EXERCISE DIRECTIONS: Across the entries below, work out how many lines contain "Lustiger". Respond with the number and no other text.

DATA PROVIDED:
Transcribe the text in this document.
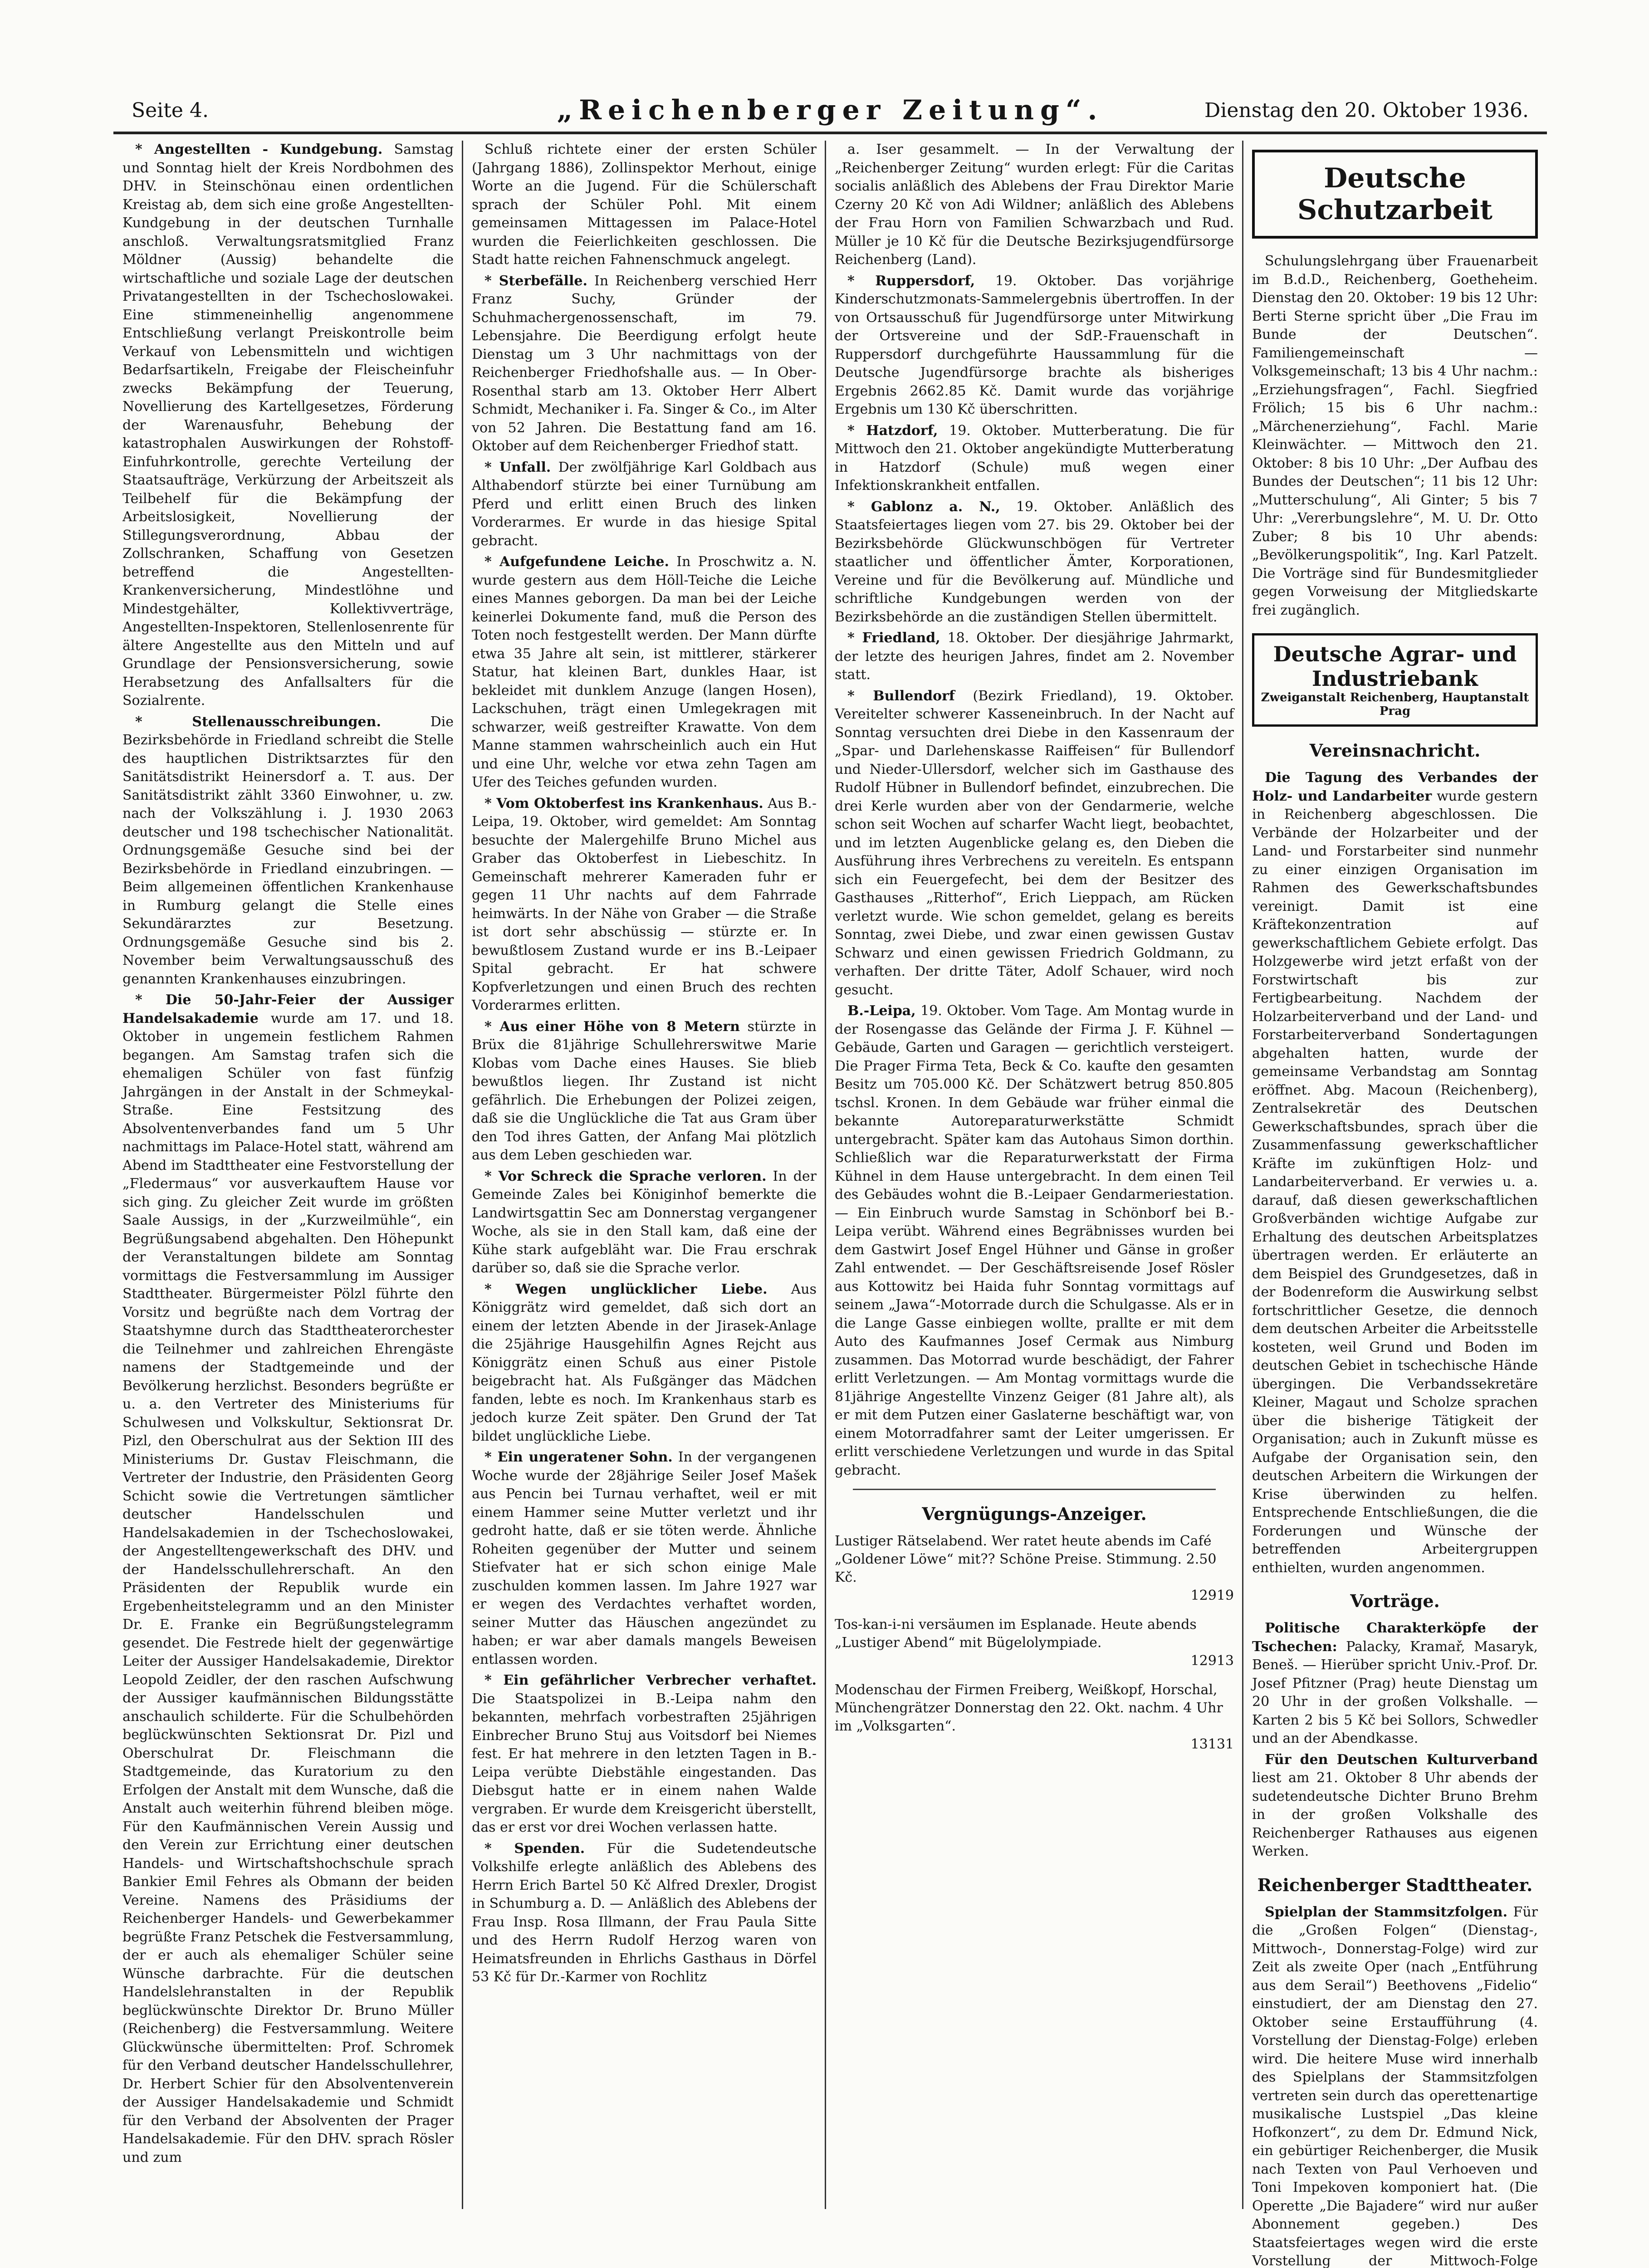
Seite 4.	„Reichenberger Zeitung“.	Dienstag den 20. Oktober 1936.

* Angestellten - Kundgebung. Samstag und Sonntag hielt der Kreis Nordbohmen des DHV. in Steinschönau einen ordentlichen Kreistag ab, dem sich eine große Angestellten-Kundgebung in der deutschen Turnhalle anschloß. Verwaltungsratsmitglied Franz Möldner (Aussig) behandelte die wirtschaftliche und soziale Lage der deutschen Privatangestellten in der Tschechoslowakei. Eine stimmeneinhellig angenommene Entschließung verlangt Preiskontrolle beim Verkauf von Lebensmitteln und wichtigen Bedarfsartikeln, Freigabe der Fleischeinfuhr zwecks Bekämpfung der Teuerung, Novellierung des Kartellgesetzes, Förderung der Warenausfuhr, Behebung der katastrophalen Auswirkungen der Rohstoff-Einfuhrkontrolle, gerechte Verteilung der Staatsaufträge, Verkürzung der Arbeitszeit als Teilbehelf für die Bekämpfung der Arbeitslosigkeit, Novellierung der Stillegungsverordnung, Abbau der Zollschranken, Schaffung von Gesetzen betreffend die Angestellten-Krankenversicherung, Mindestlöhne und Mindestgehälter, Kollektivverträge, Angestellten-Inspektoren, Stellenlosenrente für ältere Angestellte aus den Mitteln und auf Grundlage der Pensionsversicherung, sowie Herabsetzung des Anfallsalters für die Sozialrente.

* Stellenausschreibungen.	Die Bezirksbehörde in Friedland schreibt die Stelle des hauptlichen Distriktsarztes für den Sanitätsdistrikt Heinersdorf a. T. aus. Der Sanitätsdistrikt zählt 3360 Einwohner, u. zw. nach der Volkszählung i. J. 1930 2063 deutscher und 198 tschechischer Nationalität. Ordnungsgemäße Gesuche sind bei der Bezirksbehörde in Friedland einzubringen. — Beim allgemeinen öffentlichen Krankenhause in Rumburg gelangt die Stelle eines Sekundärarztes zur Besetzung. Ordnungsgemäße Gesuche sind bis 2. November beim Verwaltungsausschuß des genannten Krankenhauses einzubringen.

* Die 50-Jahr-Feier der Aussiger Handelsakademie wurde am 17. und 18. Oktober in ungemein festlichem Rahmen begangen. Am Samstag trafen sich die ehemaligen Schüler von fast fünfzig Jahrgängen in der Anstalt in der Schmeykal-Straße. Eine Festsitzung des Absolventenverbandes fand um 5 Uhr nachmittags im Palace-Hotel statt, während am Abend im Stadttheater eine Festvorstellung der „Fledermaus“ vor ausverkauftem Hause vor sich ging. Zu gleicher Zeit wurde im größten Saale Aussigs, in der „Kurzweilmühle“, ein Begrüßungsabend abgehalten. Den Höhepunkt der Veranstaltungen bildete am Sonntag vormittags die Festversammlung im Aussiger Stadttheater. Bürgermeister Pölzl führte den Vorsitz und begrüßte nach dem Vortrag der Staatshymne durch das Stadttheaterorchester die Teilnehmer und zahlreichen Ehrengäste namens der Stadtgemeinde und der Bevölkerung herzlichst. Besonders begrüßte er u. a. den Vertreter des Ministeriums für Schulwesen und Volkskultur, Sektionsrat Dr. Pizl, den Oberschulrat aus der Sektion III des Ministeriums Dr. Gustav Fleischmann, die Vertreter der Industrie, den Präsidenten Georg Schicht sowie die Vertretungen sämtlicher deutscher Handelsschulen und Handelsakademien in der Tschechoslowakei, der Angestelltengewerkschaft des DHV. und der Handelsschullehrerschaft. An den Präsidenten der Republik wurde ein Ergebenheitstelegramm und an den Minister Dr. E. Franke ein Begrüßungstelegramm gesendet. Die Festrede hielt der gegenwärtige Leiter der Aussiger Handelsakademie, Direktor Leopold Zeidler, der den raschen Aufschwung der Aussiger kaufmännischen Bildungsstätte anschaulich schilderte. Für die Schulbehörden beglückwünschten Sektionsrat Dr. Pizl und Oberschulrat Dr. Fleischmann die Stadtgemeinde, das Kuratorium zu den Erfolgen der Anstalt mit dem Wunsche, daß die Anstalt auch weiterhin führend bleiben möge. Für den Kaufmännischen Verein Aussig und den Verein zur Errichtung einer deutschen Handels- und Wirtschaftshochschule sprach Bankier Emil Fehres als Obmann der beiden Vereine. Namens des Präsidiums der Reichenberger Handels- und Gewerbekammer begrüßte Franz Petschek die Festversammlung, der er auch als ehemaliger Schüler seine Wünsche darbrachte. Für die deutschen Handelslehranstalten in der Republik beglückwünschte Direktor Dr. Bruno Müller (Reichenberg) die Festversammlung. Weitere Glückwünsche übermittelten: Prof. Schromek für den Verband deutscher Handelsschullehrer, Dr. Herbert Schier für den Absolventenverein der Aussiger Handelsakademie und Schmidt für den Verband der Absolventen der Prager Handelsakademie. Für den DHV. sprach Rösler und zum

Schluß richtete einer der ersten Schüler (Jahrgang 1886), Zollinspektor Merhout, einige Worte an die Jugend. Für die Schülerschaft sprach der Schüler Pohl. Mit einem gemeinsamen Mittagessen im Palace-Hotel wurden die Feierlichkeiten geschlossen. Die Stadt hatte reichen Fahnenschmuck angelegt.

* Sterbefälle. In Reichenberg verschied Herr Franz Suchy, Gründer der Schuhmachergenossenschaft, im 79. Lebensjahre. Die Beerdigung erfolgt heute Dienstag um 3 Uhr nachmittags von der Reichenberger Friedhofshalle aus. — In Ober-Rosenthal starb am 13. Oktober Herr Albert Schmidt, Mechaniker i. Fa. Singer & Co., im Alter von 52 Jahren. Die Bestattung fand am 16. Oktober auf dem Reichenberger Friedhof statt.

* Unfall. Der zwölfjährige Karl Goldbach aus Althabendorf stürzte bei einer Turnübung am Pferd und erlitt einen Bruch des linken Vorderarmes. Er wurde in das hiesige Spital gebracht.

* Aufgefundene Leiche. In Proschwitz a. N. wurde gestern aus dem Höll-Teiche die Leiche eines Mannes geborgen. Da man bei der Leiche keinerlei Dokumente fand, muß die Person des Toten noch festgestellt werden. Der Mann dürfte etwa 35 Jahre alt sein, ist mittlerer, stärkerer Statur, hat kleinen Bart, dunkles Haar, ist bekleidet mit dunklem Anzuge (langen Hosen), Lackschuhen, trägt einen Umlegekragen mit schwarzer, weiß gestreifter Krawatte. Von dem Manne stammen wahrscheinlich auch ein Hut und eine Uhr, welche vor etwa zehn Tagen am Ufer des Teiches gefunden wurden.

* Vom Oktoberfest ins Krankenhaus. Aus B.-Leipa, 19. Oktober, wird gemeldet: Am Sonntag besuchte der Malergehilfe Bruno Michel aus Graber das Oktoberfest in Liebeschitz. In Gemeinschaft mehrerer Kameraden fuhr er gegen 11 Uhr nachts auf dem Fahrrade heimwärts. In der Nähe von Graber — die Straße ist dort sehr abschüssig — stürzte er. In bewußtlosem Zustand wurde er ins B.-Leipaer Spital gebracht. Er hat schwere Kopfverletzungen und einen Bruch des rechten Vorderarmes erlitten.

* Aus einer Höhe von 8 Metern stürzte in Brüx die 81jährige Schullehrerswitwe Marie Klobas vom Dache eines Hauses. Sie blieb bewußtlos liegen. Ihr Zustand ist nicht gefährlich. Die Erhebungen der Polizei zeigen, daß sie die Unglückliche die Tat aus Gram über den Tod ihres Gatten, der Anfang Mai plötzlich aus dem Leben geschieden war.

* Vor Schreck die Sprache verloren. In der Gemeinde Zales bei Königinhof bemerkte die Landwirtsgattin Sec am Donnerstag vergangener Woche, als sie in den Stall kam, daß eine der Kühe stark aufgebläht war. Die Frau erschrak darüber so, daß sie die Sprache verlor.

* Wegen unglücklicher Liebe. Aus Königgrätz wird gemeldet, daß sich dort an einem der letzten Abende in der Jirasek-Anlage die 25jährige Hausgehilfin Agnes Rejcht aus Königgrätz einen Schuß aus einer Pistole beigebracht hat. Als Fußgänger das Mädchen fanden, lebte es noch. Im Krankenhaus starb es jedoch kurze Zeit später. Den Grund der Tat bildet unglückliche Liebe.

* Ein ungeratener Sohn. In der vergangenen Woche wurde der 28jährige Seiler Josef Mašek aus Pencin bei Turnau verhaftet, weil er mit einem Hammer seine Mutter verletzt und ihr gedroht hatte, daß er sie töten werde. Ähnliche Roheiten gegenüber der Mutter und seinem Stiefvater hat er sich schon einige Male zuschulden kommen lassen. Im Jahre 1927 war er wegen des Verdachtes verhaftet worden, seiner Mutter das Häuschen angezündet zu haben; er war aber damals mangels Beweisen entlassen worden.

* Ein gefährlicher Verbrecher verhaftet. Die Staatspolizei in B.-Leipa nahm den bekannten, mehrfach vorbestraften 25jährigen Einbrecher Bruno Stuj aus Voitsdorf bei Niemes fest. Er hat mehrere in den letzten Tagen in B.-Leipa verübte Diebstähle eingestanden. Das Diebsgut hatte er in einem nahen Walde vergraben. Er wurde dem Kreisgericht überstellt, das er erst vor drei Wochen verlassen hatte.

* Spenden. Für die Sudetendeutsche Volkshilfe erlegte anläßlich des Ablebens des Herrn Erich Bartel 50 Kč Alfred Drexler, Drogist in Schumburg a. D. — Anläßlich des Ablebens der Frau Insp. Rosa Illmann, der Frau Paula Sitte und des Herrn Rudolf Herzog waren von Heimatsfreunden in Ehrlichs Gasthaus in Dörfel 53 Kč für Dr.-Karmer von Rochlitz

a. Iser gesammelt. — In der Verwaltung der „Reichenberger Zeitung“ wurden erlegt: Für die Caritas socialis anläßlich des Ablebens der Frau Direktor Marie Czerny 20 Kč von Adi Wildner; anläßlich des Ablebens der Frau Horn von Familien Schwarzbach und Rud. Müller je 10 Kč für die Deutsche Bezirksjugendfürsorge Reichenberg (Land).

* Ruppersdorf, 19. Oktober. Das vorjährige Kinderschutzmonats-Sammelergebnis übertroffen. In der von Ortsausschuß für Jugendfürsorge unter Mitwirkung der Ortsvereine und der SdP.-Frauenschaft in Ruppersdorf durchgeführte Haussammlung für die Deutsche Jugendfürsorge brachte als bisheriges Ergebnis 2662.85 Kč. Damit wurde das vorjährige Ergebnis um 130 Kč überschritten.

* Hatzdorf, 19. Oktober. Mutterberatung. Die für Mittwoch den 21. Oktober angekündigte Mutterberatung in Hatzdorf (Schule) muß wegen einer Infektionskrankheit entfallen.

* Gablonz a. N., 19. Oktober. Anläßlich des Staatsfeiertages liegen vom 27. bis 29. Oktober bei der Bezirksbehörde Glückwunschbögen für Vertreter staatlicher und öffentlicher Ämter, Korporationen, Vereine und für die Bevölkerung auf. Mündliche und schriftliche Kundgebungen werden von der Bezirksbehörde an die zuständigen Stellen übermittelt.

* Friedland, 18. Oktober. Der diesjährige Jahrmarkt, der letzte des heurigen Jahres, findet am 2. November statt.

* Bullendorf (Bezirk Friedland), 19. Oktober. Vereitelter schwerer Kasseneinbruch. In der Nacht auf Sonntag versuchten drei Diebe in den Kassenraum der „Spar- und Darlehenskasse Raiffeisen“ für Bullendorf und Nieder-Ullersdorf, welcher sich im Gasthause des Rudolf Hübner in Bullendorf befindet, einzubrechen. Die drei Kerle wurden aber von der Gendarmerie, welche schon seit Wochen auf scharfer Wacht liegt, beobachtet, und im letzten Augenblicke gelang es, den Dieben die Ausführung ihres Verbrechens zu vereiteln. Es entspann sich ein Feuergefecht, bei dem der Besitzer des Gasthauses „Ritterhof“, Erich Lieppach, am Rücken verletzt wurde. Wie schon gemeldet, gelang es bereits Sonntag, zwei Diebe, und zwar einen gewissen Gustav Schwarz und einen gewissen Friedrich Goldmann, zu verhaften. Der dritte Täter, Adolf Schauer, wird noch gesucht.

B.-Leipa, 19. Oktober. Vom Tage. Am Montag wurde in der Rosengasse das Gelände der Firma J. F. Kühnel — Gebäude, Garten und Garagen — gerichtlich versteigert. Die Prager Firma Teta, Beck & Co. kaufte den gesamten Besitz um 705.000 Kč. Der Schätzwert betrug 850.805 tschsl. Kronen. In dem Gebäude war früher einmal die bekannte Autoreparaturwerkstätte Schmidt untergebracht. Später kam das Autohaus Simon dorthin. Schließlich war die Reparaturwerkstatt der Firma Kühnel in dem Hause untergebracht. In dem einen Teil des Gebäudes wohnt die B.-Leipaer Gendarmeriestation. — Ein Einbruch wurde Samstag in Schönborf bei B.-Leipa verübt. Während eines Begräbnisses wurden bei dem Gastwirt Josef Engel Hühner und Gänse in großer Zahl entwendet. — Der Geschäftsreisende Josef Rösler aus Kottowitz bei Haida fuhr Sonntag vormittags auf seinem „Jawa“-Motorrade durch die Schulgasse. Als er in die Lange Gasse einbiegen wollte, prallte er mit dem Auto des Kaufmannes Josef Cermak aus Nimburg zusammen. Das Motorrad wurde beschädigt, der Fahrer erlitt Verletzungen. — Am Montag vormittags wurde die 81jährige Angestellte Vinzenz Geiger (81 Jahre alt), als er mit dem Putzen einer Gaslaterne beschäftigt war, von einem Motorradfahrer samt der Leiter umgerissen. Er erlitt verschiedene Verletzungen und wurde in das Spital gebracht.

Vergnügungs-Anzeiger.
Lustiger Rätselabend. Wer ratet heute abends im Café „Goldener Löwe“ mit?? Schöne Preise. Stimmung. 2.50 Kč.
12919
Tos-kan-i-ni versäumen im Esplanade. Heute abends „Lustiger Abend“ mit Bügelolympiade.
12913
Modenschau der Firmen Freiberg, Weißkopf, Horschal, Münchengrätzer Donnerstag den 22. Okt. nachm. 4 Uhr im „Volksgarten“.
13131
Deutsche Schutzarbeit

Schulungslehrgang über Frauenarbeit im B.d.D., Reichenberg, Goetheheim. Dienstag den 20. Oktober: 19 bis 12 Uhr: Berti Sterne spricht über „Die Frau im Bunde der Deutschen“. Familiengemeinschaft — Volksgemeinschaft; 13 bis 4 Uhr nachm.: „Erziehungsfragen“, Fachl. Siegfried Frölich; 15 bis 6 Uhr nachm.: „Märchenerziehung“, Fachl. Marie Kleinwächter. — Mittwoch den 21. Oktober: 8 bis 10 Uhr: „Der Aufbau des Bundes der Deutschen“; 11 bis 12 Uhr: „Mutterschulung“, Ali Ginter; 5 bis 7 Uhr: „Vererbungslehre“, M. U. Dr. Otto Zuber; 8 bis 10 Uhr abends: „Bevölkerungspolitik“, Ing. Karl Patzelt. Die Vorträge sind für Bundesmitglieder gegen Vorweisung der Mitgliedskarte frei zugänglich.

Deutsche Agrar- und Industriebank
Zweiganstalt Reichenberg, Hauptanstalt Prag
Vereinsnachricht.

Die Tagung des Verbandes der Holz- und Landarbeiter wurde gestern in Reichenberg abgeschlossen. Die Verbände der Holzarbeiter und der Land- und Forstarbeiter sind nunmehr zu einer einzigen Organisation im Rahmen des Gewerkschaftsbundes vereinigt. Damit ist eine Kräftekonzentration auf gewerkschaftlichem Gebiete erfolgt. Das Holzgewerbe wird jetzt erfaßt von der Forstwirtschaft bis zur Fertigbearbeitung. Nachdem der Holzarbeiterverband und der Land- und Forstarbeiterverband Sondertagungen abgehalten hatten, wurde der gemeinsame Verbandstag am Sonntag eröffnet. Abg. Macoun (Reichenberg), Zentralsekretär des Deutschen Gewerkschaftsbundes, sprach über die Zusammenfassung gewerkschaftlicher Kräfte im zukünftigen Holz- und Landarbeiterverband. Er verwies u. a. darauf, daß diesen gewerkschaftlichen Großverbänden wichtige Aufgabe zur Erhaltung des deutschen Arbeitsplatzes übertragen werden. Er erläuterte an dem Beispiel des Grundgesetzes, daß in der Bodenreform die Auswirkung selbst fortschrittlicher Gesetze, die dennoch dem deutschen Arbeiter die Arbeitsstelle kosteten, weil Grund und Boden im deutschen Gebiet in tschechische Hände übergingen. Die Verbandssekretäre Kleiner, Magaut und Scholze sprachen über die bisherige Tätigkeit der Organisation; auch in Zukunft müsse es Aufgabe der Organisation sein, den deutschen Arbeitern die Wirkungen der Krise überwinden zu helfen. Entsprechende Entschließungen, die die Forderungen und Wünsche der betreffenden Arbeitergruppen enthielten, wurden angenommen.

Vorträge.

Politische Charakterköpfe der Tschechen: Palacky, Kramař, Masaryk, Beneš. — Hierüber spricht Univ.-Prof. Dr. Josef Pfitzner (Prag) heute Dienstag um 20 Uhr in der großen Volkshalle. — Karten 2 bis 5 Kč bei Sollors, Schwedler und an der Abendkasse.

Für den Deutschen Kulturverband liest am 21. Oktober 8 Uhr abends der sudetendeutsche Dichter Bruno Brehm in der großen Volkshalle des Reichenberger Rathauses aus eigenen Werken.

Reichenberger Stadttheater.

Spielplan der Stammsitzfolgen. Für die „Großen Folgen“ (Dienstag-, Mittwoch-, Donnerstag-Folge) wird zur Zeit als zweite Oper (nach „Entführung aus dem Serail“) Beethovens „Fidelio“ einstudiert, der am Dienstag den 27. Oktober seine Erstaufführung (4. Vorstellung der Dienstag-Folge) erleben wird. Die heitere Muse wird innerhalb des Spielplans der Stammsitzfolgen vertreten sein durch das operettenartige musikalische Lustspiel „Das kleine Hofkonzert“, zu dem Dr. Edmund Nick, ein gebürtiger Reichenberger, die Musik nach Texten von Paul Verhoeven und Toni Impekoven komponiert hat. (Die Operette „Die Bajadere“ wird nur außer Abonnement gegeben.) Des Staatsfeiertages wegen wird die erste Vorstellung der Mittwoch-Folge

RESULT OF THE EXERCISE: 2